### Stated exercise
From the listing below, pick out each line with the word "make".

## START Raw data

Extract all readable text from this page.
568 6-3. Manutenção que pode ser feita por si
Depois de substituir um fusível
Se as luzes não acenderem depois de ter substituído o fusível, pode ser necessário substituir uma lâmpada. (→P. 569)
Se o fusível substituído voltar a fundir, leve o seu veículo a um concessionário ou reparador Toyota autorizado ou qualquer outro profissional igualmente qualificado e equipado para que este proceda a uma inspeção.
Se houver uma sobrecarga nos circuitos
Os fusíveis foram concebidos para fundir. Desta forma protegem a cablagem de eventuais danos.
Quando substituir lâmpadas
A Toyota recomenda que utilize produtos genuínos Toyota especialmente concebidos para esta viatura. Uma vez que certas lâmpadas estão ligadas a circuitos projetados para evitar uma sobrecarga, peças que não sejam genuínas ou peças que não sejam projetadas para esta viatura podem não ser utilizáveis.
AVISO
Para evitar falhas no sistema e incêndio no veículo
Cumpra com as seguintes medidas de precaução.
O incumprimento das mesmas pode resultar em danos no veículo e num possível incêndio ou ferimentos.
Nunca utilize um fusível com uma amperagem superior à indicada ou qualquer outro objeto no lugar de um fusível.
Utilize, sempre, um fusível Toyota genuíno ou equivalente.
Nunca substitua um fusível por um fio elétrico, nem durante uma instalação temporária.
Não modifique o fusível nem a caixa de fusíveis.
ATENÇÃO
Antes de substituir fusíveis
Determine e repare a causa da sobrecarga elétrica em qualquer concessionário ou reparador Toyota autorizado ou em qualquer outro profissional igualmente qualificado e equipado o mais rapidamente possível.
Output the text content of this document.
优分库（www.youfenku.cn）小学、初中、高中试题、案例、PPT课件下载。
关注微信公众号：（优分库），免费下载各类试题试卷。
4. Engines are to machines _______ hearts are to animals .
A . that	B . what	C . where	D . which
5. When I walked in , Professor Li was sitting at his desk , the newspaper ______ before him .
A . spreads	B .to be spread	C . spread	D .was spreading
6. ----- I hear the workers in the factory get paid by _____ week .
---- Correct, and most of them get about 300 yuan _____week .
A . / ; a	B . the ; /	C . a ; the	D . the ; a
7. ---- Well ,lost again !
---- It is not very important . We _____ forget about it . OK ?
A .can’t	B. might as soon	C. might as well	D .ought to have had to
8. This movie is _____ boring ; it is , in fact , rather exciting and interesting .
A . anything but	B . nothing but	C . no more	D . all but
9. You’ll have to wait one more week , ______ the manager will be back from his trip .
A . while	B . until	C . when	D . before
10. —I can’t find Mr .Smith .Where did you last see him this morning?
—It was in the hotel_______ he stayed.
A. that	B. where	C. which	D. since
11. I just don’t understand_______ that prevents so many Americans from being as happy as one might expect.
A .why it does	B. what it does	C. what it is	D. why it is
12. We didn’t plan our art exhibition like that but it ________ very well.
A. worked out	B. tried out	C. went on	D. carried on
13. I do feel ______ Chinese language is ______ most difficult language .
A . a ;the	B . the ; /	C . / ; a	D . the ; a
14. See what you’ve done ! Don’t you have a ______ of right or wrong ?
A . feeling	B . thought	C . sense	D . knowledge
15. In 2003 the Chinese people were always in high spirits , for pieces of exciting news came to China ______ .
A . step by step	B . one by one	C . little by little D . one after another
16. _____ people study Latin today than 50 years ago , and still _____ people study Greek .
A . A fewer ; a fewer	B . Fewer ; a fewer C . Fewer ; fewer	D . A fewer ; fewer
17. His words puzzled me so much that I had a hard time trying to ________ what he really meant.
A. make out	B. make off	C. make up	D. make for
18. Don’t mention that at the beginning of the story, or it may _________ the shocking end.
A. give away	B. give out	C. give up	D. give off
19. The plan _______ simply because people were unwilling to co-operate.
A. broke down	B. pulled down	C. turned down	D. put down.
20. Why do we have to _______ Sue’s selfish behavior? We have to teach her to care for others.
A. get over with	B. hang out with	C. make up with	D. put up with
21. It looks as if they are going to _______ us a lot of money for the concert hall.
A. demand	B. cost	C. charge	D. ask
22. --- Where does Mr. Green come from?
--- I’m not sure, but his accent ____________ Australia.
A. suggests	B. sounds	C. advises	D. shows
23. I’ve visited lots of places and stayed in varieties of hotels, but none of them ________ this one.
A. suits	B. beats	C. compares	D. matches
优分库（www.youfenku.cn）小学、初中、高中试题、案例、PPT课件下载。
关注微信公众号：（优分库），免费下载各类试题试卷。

## END Raw data

### Finished exercise
A. make out	B. make off	C. make up	D. make for
A. get over with	B. hang out with	C. make up with	D. put up with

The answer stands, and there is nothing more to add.